Task prompt.
Exclude images, then output the remaining data verbatim.
begin Data for this exercise
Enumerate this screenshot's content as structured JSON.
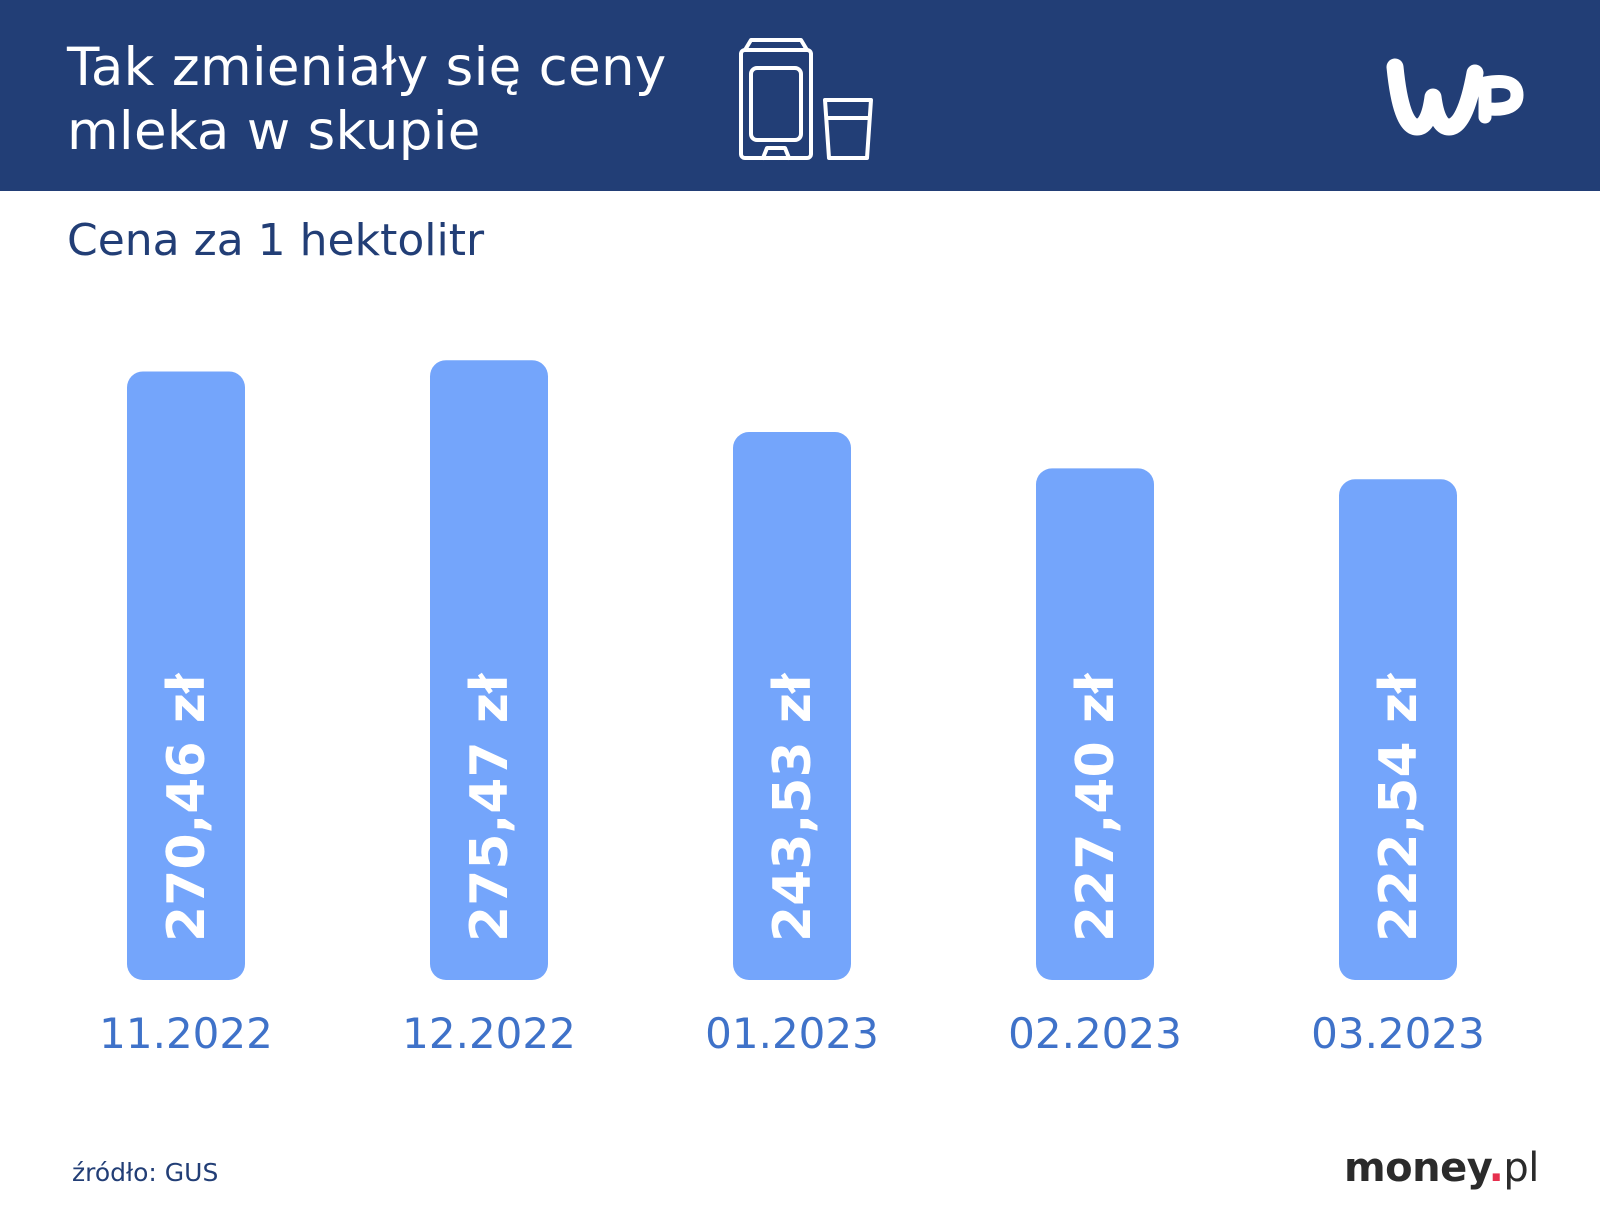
{
  "header": {
    "title_line1": "Tak zmieniały się ceny",
    "title_line2": "mleka w skupie",
    "icon": "milk-carton-glass-icon",
    "logo": "WP"
  },
  "subtitle": "Cena za 1 hektolitr",
  "chart_data": {
    "type": "bar",
    "title": "Tak zmieniały się ceny mleka w skupie",
    "subtitle": "Cena za 1 hektolitr",
    "categories": [
      "11.2022",
      "12.2022",
      "01.2023",
      "02.2023",
      "03.2023"
    ],
    "values": [
      270.46,
      275.47,
      243.53,
      227.4,
      222.54
    ],
    "labels": [
      "270,46 zł",
      "275,47 zł",
      "243,53 zł",
      "227,40 zł",
      "222,54 zł"
    ],
    "unit": "zł",
    "ylim": [
      0,
      280
    ],
    "grid": false,
    "bar_color": "#74a5fb",
    "label_color": "#ffffff",
    "category_color": "#3f72c9"
  },
  "footer": {
    "source": "źródło: GUS",
    "brand_main": "money",
    "brand_dot": ".",
    "brand_tld": "pl"
  },
  "colors": {
    "header_bg": "#223e76",
    "accent_red": "#e6304e"
  }
}
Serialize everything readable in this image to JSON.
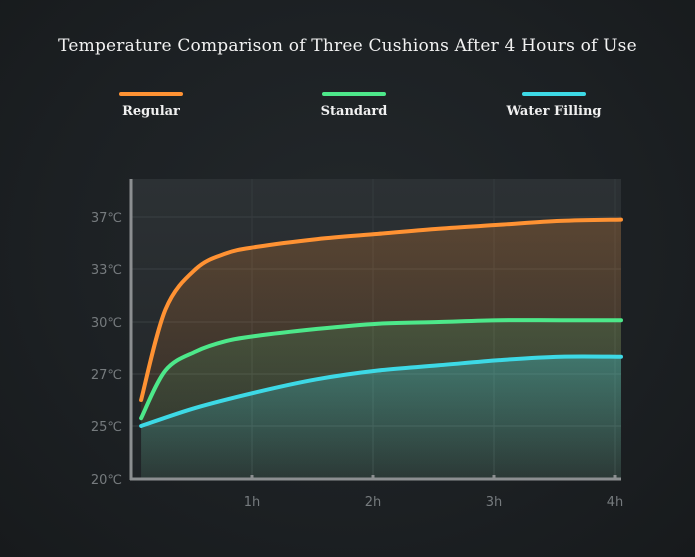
{
  "chart_data": {
    "type": "line",
    "title": "Temperature Comparison of Three Cushions After 4 Hours of Use",
    "x_ticks": [
      "1h",
      "2h",
      "3h",
      "4h"
    ],
    "y_ticks": [
      "20℃",
      "25℃",
      "27℃",
      "30℃",
      "33℃",
      "37℃"
    ],
    "xlim": [
      0,
      4
    ],
    "grid": true,
    "legend_position": "top",
    "series": [
      {
        "name": "Regular",
        "color": "#ff9233",
        "x": [
          0.05,
          0.25,
          0.5,
          0.75,
          1,
          1.5,
          2,
          2.5,
          3,
          3.5,
          4
        ],
        "y": [
          26.0,
          30.7,
          33.0,
          34.2,
          34.7,
          35.3,
          35.7,
          36.1,
          36.4,
          36.7,
          36.8
        ]
      },
      {
        "name": "Standard",
        "color": "#4de88a",
        "x": [
          0.05,
          0.25,
          0.5,
          0.75,
          1,
          1.5,
          2,
          2.5,
          3,
          3.5,
          4
        ],
        "y": [
          25.3,
          27.2,
          28.3,
          28.9,
          29.2,
          29.6,
          29.9,
          30.0,
          30.1,
          30.1,
          30.1
        ]
      },
      {
        "name": "Water Filling",
        "color": "#3dd9e6",
        "x": [
          0.05,
          0.5,
          1,
          1.5,
          2,
          2.5,
          3,
          3.5,
          4
        ],
        "y": [
          25.0,
          25.7,
          26.3,
          26.8,
          27.2,
          27.5,
          27.8,
          28.0,
          28.0
        ]
      }
    ]
  }
}
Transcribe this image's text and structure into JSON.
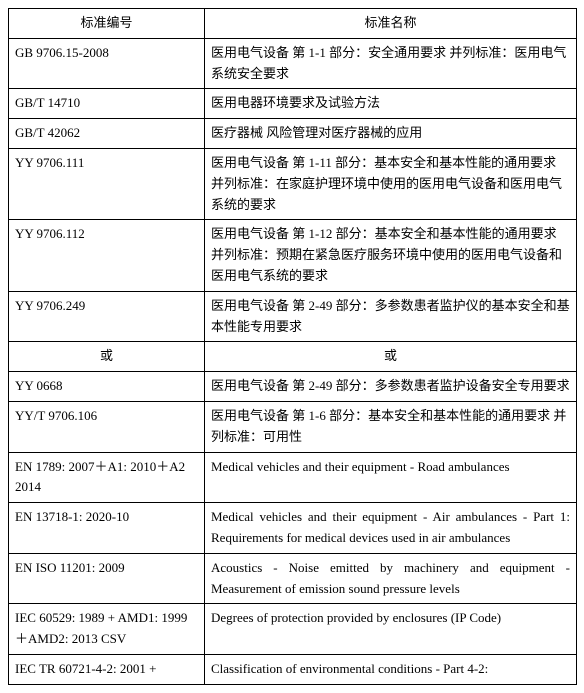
{
  "table": {
    "header": {
      "col1": "标准编号",
      "col2": "标准名称"
    },
    "rows": [
      {
        "col1": "GB 9706.15-2008",
        "col2": "医用电气设备 第 1-1 部分：安全通用要求  并列标准：医用电气系统安全要求",
        "col1_class": "",
        "col2_class": ""
      },
      {
        "col1": "GB/T 14710",
        "col2": "医用电器环境要求及试验方法",
        "col1_class": "",
        "col2_class": ""
      },
      {
        "col1": "GB/T 42062",
        "col2": "医疗器械 风险管理对医疗器械的应用",
        "col1_class": "",
        "col2_class": ""
      },
      {
        "col1": "YY 9706.111",
        "col2": "医用电气设备 第 1-11 部分：基本安全和基本性能的通用要求 并列标准：在家庭护理环境中使用的医用电气设备和医用电气系统的要求",
        "col1_class": "",
        "col2_class": ""
      },
      {
        "col1": "YY 9706.112",
        "col2": "医用电气设备 第 1-12 部分：基本安全和基本性能的通用要求 并列标准：预期在紧急医疗服务环境中使用的医用电气设备和医用电气系统的要求",
        "col1_class": "",
        "col2_class": ""
      },
      {
        "col1": "YY 9706.249",
        "col2": "医用电气设备  第 2-49 部分：多参数患者监护仪的基本安全和基本性能专用要求",
        "col1_class": "",
        "col2_class": ""
      },
      {
        "col1": "或",
        "col2": "或",
        "col1_class": "or-cell",
        "col2_class": "or-cell"
      },
      {
        "col1": "YY 0668",
        "col2": "医用电气设备  第 2-49 部分：多参数患者监护设备安全专用要求",
        "col1_class": "",
        "col2_class": ""
      },
      {
        "col1": "YY/T 9706.106",
        "col2": "医用电气设备 第 1-6 部分：基本安全和基本性能的通用要求 并列标准：可用性",
        "col1_class": "",
        "col2_class": ""
      },
      {
        "col1": "EN 1789: 2007＋A1: 2010＋A2 2014",
        "col2": "Medical vehicles and their equipment - Road ambulances",
        "col1_class": "",
        "col2_class": "justify"
      },
      {
        "col1": "EN 13718-1: 2020-10",
        "col2": "Medical vehicles and their equipment - Air ambulances - Part 1: Requirements for medical devices used in air ambulances",
        "col1_class": "",
        "col2_class": "justify"
      },
      {
        "col1": "EN ISO 11201: 2009",
        "col2": "Acoustics - Noise emitted by machinery and equipment - Measurement of emission sound pressure levels",
        "col1_class": "",
        "col2_class": "justify"
      },
      {
        "col1": "IEC 60529: 1989 + AMD1: 1999＋AMD2: 2013 CSV",
        "col2": "Degrees of protection provided by enclosures (IP Code)",
        "col1_class": "",
        "col2_class": "justify"
      },
      {
        "col1": "IEC TR 60721-4-2: 2001 +",
        "col2": "Classification of environmental conditions - Part 4-2:",
        "col1_class": "",
        "col2_class": "justify"
      }
    ]
  }
}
end Data for this exercise
Task answer.
Enumerate this screenshot's content as structured JSON.
{
  "header": {
    "title_line1": "Tak zmieniały się ceny",
    "title_line2": "mleka w skupie",
    "icon": "milk-carton-glass-icon",
    "logo": "WP"
  },
  "subtitle": "Cena za 1 hektolitr",
  "chart_data": {
    "type": "bar",
    "title": "Tak zmieniały się ceny mleka w skupie",
    "subtitle": "Cena za 1 hektolitr",
    "categories": [
      "11.2022",
      "12.2022",
      "01.2023",
      "02.2023",
      "03.2023"
    ],
    "values": [
      270.46,
      275.47,
      243.53,
      227.4,
      222.54
    ],
    "labels": [
      "270,46 zł",
      "275,47 zł",
      "243,53 zł",
      "227,40 zł",
      "222,54 zł"
    ],
    "unit": "zł",
    "ylim": [
      0,
      280
    ],
    "grid": false,
    "bar_color": "#74a5fb",
    "label_color": "#ffffff",
    "category_color": "#3f72c9"
  },
  "footer": {
    "source": "źródło: GUS",
    "brand_main": "money",
    "brand_dot": ".",
    "brand_tld": "pl"
  },
  "colors": {
    "header_bg": "#223e76",
    "accent_red": "#e6304e"
  }
}
Serialize everything readable in this image to JSON.
{
  "chart_data": {
    "type": "line",
    "title": "Temperature Comparison of Three Cushions After 4 Hours of Use",
    "x_ticks": [
      "1h",
      "2h",
      "3h",
      "4h"
    ],
    "y_ticks": [
      "20℃",
      "25℃",
      "27℃",
      "30℃",
      "33℃",
      "37℃"
    ],
    "xlim": [
      0,
      4
    ],
    "grid": true,
    "legend_position": "top",
    "series": [
      {
        "name": "Regular",
        "color": "#ff9233",
        "x": [
          0.05,
          0.25,
          0.5,
          0.75,
          1,
          1.5,
          2,
          2.5,
          3,
          3.5,
          4
        ],
        "y": [
          26.0,
          30.7,
          33.0,
          34.2,
          34.7,
          35.3,
          35.7,
          36.1,
          36.4,
          36.7,
          36.8
        ]
      },
      {
        "name": "Standard",
        "color": "#4de88a",
        "x": [
          0.05,
          0.25,
          0.5,
          0.75,
          1,
          1.5,
          2,
          2.5,
          3,
          3.5,
          4
        ],
        "y": [
          25.3,
          27.2,
          28.3,
          28.9,
          29.2,
          29.6,
          29.9,
          30.0,
          30.1,
          30.1,
          30.1
        ]
      },
      {
        "name": "Water Filling",
        "color": "#3dd9e6",
        "x": [
          0.05,
          0.5,
          1,
          1.5,
          2,
          2.5,
          3,
          3.5,
          4
        ],
        "y": [
          25.0,
          25.7,
          26.3,
          26.8,
          27.2,
          27.5,
          27.8,
          28.0,
          28.0
        ]
      }
    ]
  }
}
Transcribe this image's text and structure into JSON.
{
  "table": {
    "header": {
      "col1": "标准编号",
      "col2": "标准名称"
    },
    "rows": [
      {
        "col1": "GB 9706.15-2008",
        "col2": "医用电气设备 第 1-1 部分：安全通用要求  并列标准：医用电气系统安全要求",
        "col1_class": "",
        "col2_class": ""
      },
      {
        "col1": "GB/T 14710",
        "col2": "医用电器环境要求及试验方法",
        "col1_class": "",
        "col2_class": ""
      },
      {
        "col1": "GB/T 42062",
        "col2": "医疗器械 风险管理对医疗器械的应用",
        "col1_class": "",
        "col2_class": ""
      },
      {
        "col1": "YY 9706.111",
        "col2": "医用电气设备 第 1-11 部分：基本安全和基本性能的通用要求 并列标准：在家庭护理环境中使用的医用电气设备和医用电气系统的要求",
        "col1_class": "",
        "col2_class": ""
      },
      {
        "col1": "YY 9706.112",
        "col2": "医用电气设备 第 1-12 部分：基本安全和基本性能的通用要求 并列标准：预期在紧急医疗服务环境中使用的医用电气设备和医用电气系统的要求",
        "col1_class": "",
        "col2_class": ""
      },
      {
        "col1": "YY 9706.249",
        "col2": "医用电气设备  第 2-49 部分：多参数患者监护仪的基本安全和基本性能专用要求",
        "col1_class": "",
        "col2_class": ""
      },
      {
        "col1": "或",
        "col2": "或",
        "col1_class": "or-cell",
        "col2_class": "or-cell"
      },
      {
        "col1": "YY 0668",
        "col2": "医用电气设备  第 2-49 部分：多参数患者监护设备安全专用要求",
        "col1_class": "",
        "col2_class": ""
      },
      {
        "col1": "YY/T 9706.106",
        "col2": "医用电气设备 第 1-6 部分：基本安全和基本性能的通用要求 并列标准：可用性",
        "col1_class": "",
        "col2_class": ""
      },
      {
        "col1": "EN 1789: 2007＋A1: 2010＋A2 2014",
        "col2": "Medical vehicles and their equipment - Road ambulances",
        "col1_class": "",
        "col2_class": "justify"
      },
      {
        "col1": "EN 13718-1: 2020-10",
        "col2": "Medical vehicles and their equipment - Air ambulances - Part 1: Requirements for medical devices used in air ambulances",
        "col1_class": "",
        "col2_class": "justify"
      },
      {
        "col1": "EN ISO 11201: 2009",
        "col2": "Acoustics - Noise emitted by machinery and equipment - Measurement of emission sound pressure levels",
        "col1_class": "",
        "col2_class": "justify"
      },
      {
        "col1": "IEC 60529: 1989 + AMD1: 1999＋AMD2: 2013 CSV",
        "col2": "Degrees of protection provided by enclosures (IP Code)",
        "col1_class": "",
        "col2_class": "justify"
      },
      {
        "col1": "IEC TR 60721-4-2: 2001 +",
        "col2": "Classification of environmental conditions - Part 4-2:",
        "col1_class": "",
        "col2_class": "justify"
      }
    ]
  }
}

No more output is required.